- _TASK TO COMPLETE_
Search the data below for the word "content" and copy each line that holds it.

[START ITEMS]

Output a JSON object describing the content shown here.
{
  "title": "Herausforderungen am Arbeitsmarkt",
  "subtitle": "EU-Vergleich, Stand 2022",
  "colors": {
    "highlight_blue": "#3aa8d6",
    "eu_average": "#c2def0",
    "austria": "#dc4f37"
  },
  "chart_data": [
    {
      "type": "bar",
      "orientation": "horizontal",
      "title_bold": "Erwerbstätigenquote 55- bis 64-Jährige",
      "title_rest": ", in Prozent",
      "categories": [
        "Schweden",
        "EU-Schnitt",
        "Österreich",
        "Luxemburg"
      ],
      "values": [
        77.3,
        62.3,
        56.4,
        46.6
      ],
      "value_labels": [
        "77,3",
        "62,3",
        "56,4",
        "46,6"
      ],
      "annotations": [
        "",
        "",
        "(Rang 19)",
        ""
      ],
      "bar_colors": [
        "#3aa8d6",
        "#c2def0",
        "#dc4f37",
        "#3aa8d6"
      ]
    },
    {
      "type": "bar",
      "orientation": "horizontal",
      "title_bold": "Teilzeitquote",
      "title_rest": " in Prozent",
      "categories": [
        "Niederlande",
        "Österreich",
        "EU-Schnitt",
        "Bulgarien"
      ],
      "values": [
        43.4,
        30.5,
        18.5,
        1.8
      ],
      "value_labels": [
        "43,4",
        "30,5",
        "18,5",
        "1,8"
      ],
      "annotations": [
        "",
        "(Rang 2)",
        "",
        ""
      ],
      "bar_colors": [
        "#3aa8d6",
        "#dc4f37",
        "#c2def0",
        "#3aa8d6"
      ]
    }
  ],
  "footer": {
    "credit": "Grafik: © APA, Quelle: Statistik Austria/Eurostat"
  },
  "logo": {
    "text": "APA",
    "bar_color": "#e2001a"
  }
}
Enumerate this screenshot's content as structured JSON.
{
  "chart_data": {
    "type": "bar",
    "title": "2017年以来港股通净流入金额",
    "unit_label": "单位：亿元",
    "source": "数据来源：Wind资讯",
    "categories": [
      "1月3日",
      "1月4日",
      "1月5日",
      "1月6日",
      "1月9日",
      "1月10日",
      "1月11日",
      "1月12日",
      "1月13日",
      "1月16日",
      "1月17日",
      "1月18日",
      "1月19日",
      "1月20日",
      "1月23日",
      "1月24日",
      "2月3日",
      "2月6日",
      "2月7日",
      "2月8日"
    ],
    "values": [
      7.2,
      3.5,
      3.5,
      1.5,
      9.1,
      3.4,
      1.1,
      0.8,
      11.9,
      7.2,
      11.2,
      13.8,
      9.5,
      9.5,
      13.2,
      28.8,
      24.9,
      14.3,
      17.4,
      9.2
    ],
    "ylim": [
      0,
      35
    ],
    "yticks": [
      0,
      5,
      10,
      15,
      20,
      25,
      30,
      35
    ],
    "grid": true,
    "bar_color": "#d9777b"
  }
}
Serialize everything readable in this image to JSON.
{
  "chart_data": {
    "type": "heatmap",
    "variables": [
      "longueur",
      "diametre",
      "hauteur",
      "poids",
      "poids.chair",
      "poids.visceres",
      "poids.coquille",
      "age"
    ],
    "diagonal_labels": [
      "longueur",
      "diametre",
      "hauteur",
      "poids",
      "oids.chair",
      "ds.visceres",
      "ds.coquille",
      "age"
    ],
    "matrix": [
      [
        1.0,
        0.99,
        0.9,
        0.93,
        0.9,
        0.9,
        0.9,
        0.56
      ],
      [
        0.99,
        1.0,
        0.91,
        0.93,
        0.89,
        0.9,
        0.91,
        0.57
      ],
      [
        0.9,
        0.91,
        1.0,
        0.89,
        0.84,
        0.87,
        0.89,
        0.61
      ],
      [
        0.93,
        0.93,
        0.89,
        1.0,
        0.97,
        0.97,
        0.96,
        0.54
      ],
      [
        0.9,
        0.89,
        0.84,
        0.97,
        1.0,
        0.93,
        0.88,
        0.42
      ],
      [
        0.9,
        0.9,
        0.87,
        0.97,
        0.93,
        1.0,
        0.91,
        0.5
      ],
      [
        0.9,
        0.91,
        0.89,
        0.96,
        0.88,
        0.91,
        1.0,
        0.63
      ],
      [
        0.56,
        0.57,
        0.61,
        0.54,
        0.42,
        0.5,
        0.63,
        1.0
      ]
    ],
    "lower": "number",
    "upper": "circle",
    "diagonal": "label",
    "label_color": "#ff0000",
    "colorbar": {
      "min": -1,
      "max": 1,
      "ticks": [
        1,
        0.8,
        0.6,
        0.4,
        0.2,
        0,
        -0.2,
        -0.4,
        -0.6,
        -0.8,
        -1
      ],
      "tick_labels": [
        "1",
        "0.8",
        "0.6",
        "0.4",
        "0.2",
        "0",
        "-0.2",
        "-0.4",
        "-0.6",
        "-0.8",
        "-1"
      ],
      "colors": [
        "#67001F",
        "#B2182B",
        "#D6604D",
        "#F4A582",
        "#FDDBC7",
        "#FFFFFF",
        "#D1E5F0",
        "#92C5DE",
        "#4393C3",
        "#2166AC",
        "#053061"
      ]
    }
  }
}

[END ITEMS]

- _FINAL RESULT_
Output a JSON object describing the content shown here.
Enumerate this screenshot's content as structured JSON.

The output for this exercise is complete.